### The task:
Please set down all the lines beneath this one exactly, without the pictures.

[Data excerpts]
[start]
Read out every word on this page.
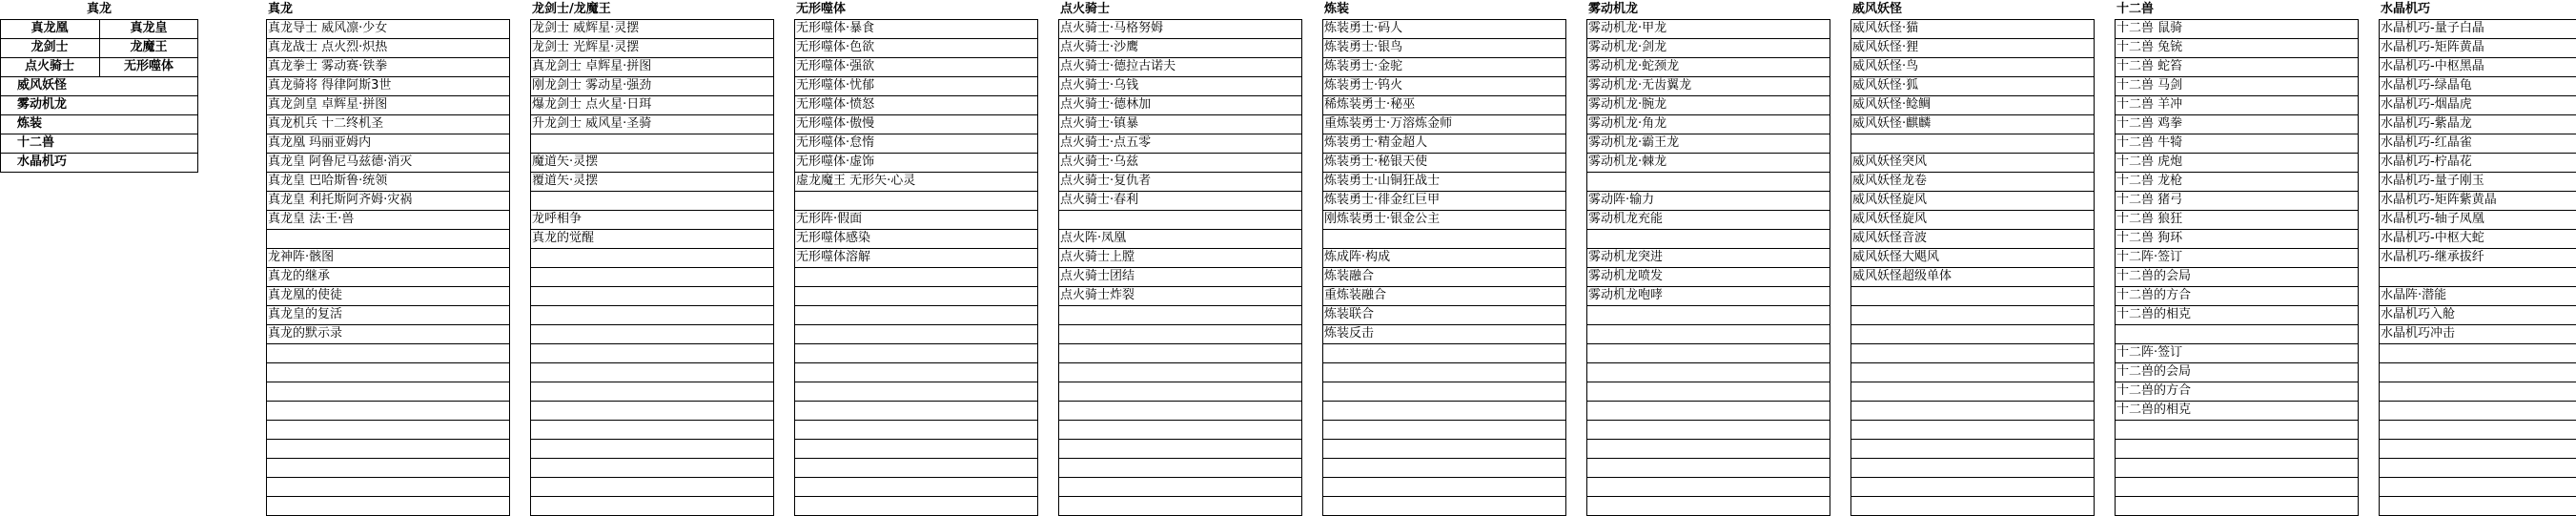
真龙
真龙凰	真龙皇
龙剑士	龙魔王
点火骑士	无形噬体
威风妖怪
雾动机龙
炼装
十二兽
水晶机巧
真龙
真龙导士 威风凛·少女
真龙战士 点火烈·炽热
真龙拳士 雾动赛·铁拳
真龙骑将 得律阿斯3世
真龙剑皇 卓辉星·拼图
真龙机兵 十二终机圣
真龙凰 玛丽亚姆内
真龙皇 阿鲁尼马兹德·消灭
真龙皇 巴哈斯鲁·统领
真龙皇 利托斯阿齐姆·灾祸
真龙皇 法·王·兽
龙神阵·骸图
真龙的继承
真龙凰的使徒
真龙皇的复活
真龙的默示录
龙剑士/龙魔王
龙剑士 威辉星·灵摆
龙剑士 光辉星·灵摆
真龙剑士 卓辉星·拼图
刚龙剑士 雾动星·强劲
爆龙剑士 点火星·日珥
升龙剑士 威风星·圣骑
魔道矢·灵摆
覆道矢·灵摆
龙呼相争
真龙的觉醒
无形噬体
无形噬体·暴食
无形噬体·色欲
无形噬体·强欲
无形噬体·忧郁
无形噬体·愤怒
无形噬体·傲慢
无形噬体·怠惰
无形噬体·虚饰
虚龙魔王 无形矢·心灵
无形阵·假面
无形噬体感染
无形噬体溶解
点火骑士
点火骑士·马格努姆
点火骑士·沙鹰
点火骑士·德拉古诺夫
点火骑士·乌钱
点火骑士·德林加
点火骑士·镇暴
点火骑士·点五零
点火骑士·乌兹
点火骑士·复仇者
点火骑士·春利
点火阵·凤凰
点火骑士上膛
点火骑士团结
点火骑士炸裂
炼装
炼装勇士·码人
炼装勇士·银鸟
炼装勇士·金驼
炼装勇士·钨火
稀炼装勇士·秘巫
重炼装勇士·万溶炼金师
炼装勇士·精金超人
炼装勇士·秘银天使
炼装勇士·山铜狂战士
炼装勇士·徘金红巨甲
刚炼装勇士·银金公主
炼成阵·构成
炼装融合
重炼装融合
炼装联合
炼装反击
雾动机龙
雾动机龙·甲龙
雾动机龙·剑龙
雾动机龙·蛇颈龙
雾动机龙·无齿翼龙
雾动机龙·腕龙
雾动机龙·角龙
雾动机龙·霸王龙
雾动机龙·棘龙
雾动阵·输力
雾动机龙充能
雾动机龙突进
雾动机龙喷发
雾动机龙咆哮
威风妖怪
威风妖怪·猫
威风妖怪·狸
威风妖怪·鸟
威风妖怪·狐
威风妖怪·鲶鲷
威风妖怪·麒麟
威风妖怪突风
威风妖怪龙卷
威风妖怪旋风
威风妖怪旋风
威风妖怪音波
威风妖怪大飓风
威风妖怪超级单体
十二兽
十二兽 鼠骑
十二兽 兔铳
十二兽 蛇笞
十二兽 马剑
十二兽 羊冲
十二兽 鸡拳
十二兽 牛犄
十二兽 虎炮
十二兽 龙枪
十二兽 猪弓
十二兽 狼狂
十二兽 狗环
十二阵·签订
十二兽的会局
十二兽的方合
十二兽的相克
十二阵·签订
十二兽的会局
十二兽的方合
十二兽的相克
水晶机巧
水晶机巧-量子白晶
水晶机巧-矩阵黄晶
水晶机巧-中枢黑晶
水晶机巧-绿晶龟
水晶机巧-烟晶虎
水晶机巧-紫晶龙
水晶机巧-红晶雀
水晶机巧-柠晶花
水晶机巧-量子刚玉
水晶机巧-矩阵紫黄晶
水晶机巧-轴子凤凰
水晶机巧-中枢大蛇
水晶机巧-继承拔纤
水晶阵·潜能
水晶机巧入舱
水晶机巧冲击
[end]
### Result below:
Read out every word on this page.
真龙
真龙凰	真龙皇
龙剑士	龙魔王
点火骑士	无形噬体
威风妖怪
雾动机龙
炼装
十二兽
水晶机巧
真龙
真龙导士 威风凛·少女
真龙战士 点火烈·炽热
真龙拳士 雾动赛·铁拳
真龙骑将 得律阿斯3世
真龙剑皇 卓辉星·拼图
真龙机兵 十二终机圣
真龙凰 玛丽亚姆内
真龙皇 阿鲁尼马兹德·消灭
真龙皇 巴哈斯鲁·统领
真龙皇 利托斯阿齐姆·灾祸
真龙皇 法·王·兽
龙神阵·骸图
真龙的继承
真龙凰的使徒
真龙皇的复活
真龙的默示录
龙剑士/龙魔王
龙剑士 威辉星·灵摆
龙剑士 光辉星·灵摆
真龙剑士 卓辉星·拼图
刚龙剑士 雾动星·强劲
爆龙剑士 点火星·日珥
升龙剑士 威风星·圣骑
魔道矢·灵摆
覆道矢·灵摆
龙呼相争
真龙的觉醒
无形噬体
无形噬体·暴食
无形噬体·色欲
无形噬体·强欲
无形噬体·忧郁
无形噬体·愤怒
无形噬体·傲慢
无形噬体·怠惰
无形噬体·虚饰
虚龙魔王 无形矢·心灵
无形阵·假面
无形噬体感染
无形噬体溶解
点火骑士
点火骑士·马格努姆
点火骑士·沙鹰
点火骑士·德拉古诺夫
点火骑士·乌钱
点火骑士·德林加
点火骑士·镇暴
点火骑士·点五零
点火骑士·乌兹
点火骑士·复仇者
点火骑士·春利
点火阵·凤凰
点火骑士上膛
点火骑士团结
点火骑士炸裂
炼装
炼装勇士·码人
炼装勇士·银鸟
炼装勇士·金驼
炼装勇士·钨火
稀炼装勇士·秘巫
重炼装勇士·万溶炼金师
炼装勇士·精金超人
炼装勇士·秘银天使
炼装勇士·山铜狂战士
炼装勇士·徘金红巨甲
刚炼装勇士·银金公主
炼成阵·构成
炼装融合
重炼装融合
炼装联合
炼装反击
雾动机龙
雾动机龙·甲龙
雾动机龙·剑龙
雾动机龙·蛇颈龙
雾动机龙·无齿翼龙
雾动机龙·腕龙
雾动机龙·角龙
雾动机龙·霸王龙
雾动机龙·棘龙
雾动阵·输力
雾动机龙充能
雾动机龙突进
雾动机龙喷发
雾动机龙咆哮
威风妖怪
威风妖怪·猫
威风妖怪·狸
威风妖怪·鸟
威风妖怪·狐
威风妖怪·鲶鲷
威风妖怪·麒麟
威风妖怪突风
威风妖怪龙卷
威风妖怪旋风
威风妖怪旋风
威风妖怪音波
威风妖怪大飓风
威风妖怪超级单体
十二兽
十二兽 鼠骑
十二兽 兔铳
十二兽 蛇笞
十二兽 马剑
十二兽 羊冲
十二兽 鸡拳
十二兽 牛犄
十二兽 虎炮
十二兽 龙枪
十二兽 猪弓
十二兽 狼狂
十二兽 狗环
十二阵·签订
十二兽的会局
十二兽的方合
十二兽的相克
十二阵·签订
十二兽的会局
十二兽的方合
十二兽的相克
水晶机巧
水晶机巧-量子白晶
水晶机巧-矩阵黄晶
水晶机巧-中枢黑晶
水晶机巧-绿晶龟
水晶机巧-烟晶虎
水晶机巧-紫晶龙
水晶机巧-红晶雀
水晶机巧-柠晶花
水晶机巧-量子刚玉
水晶机巧-矩阵紫黄晶
水晶机巧-轴子凤凰
水晶机巧-中枢大蛇
水晶机巧-继承拔纤
水晶阵·潜能
水晶机巧入舱
水晶机巧冲击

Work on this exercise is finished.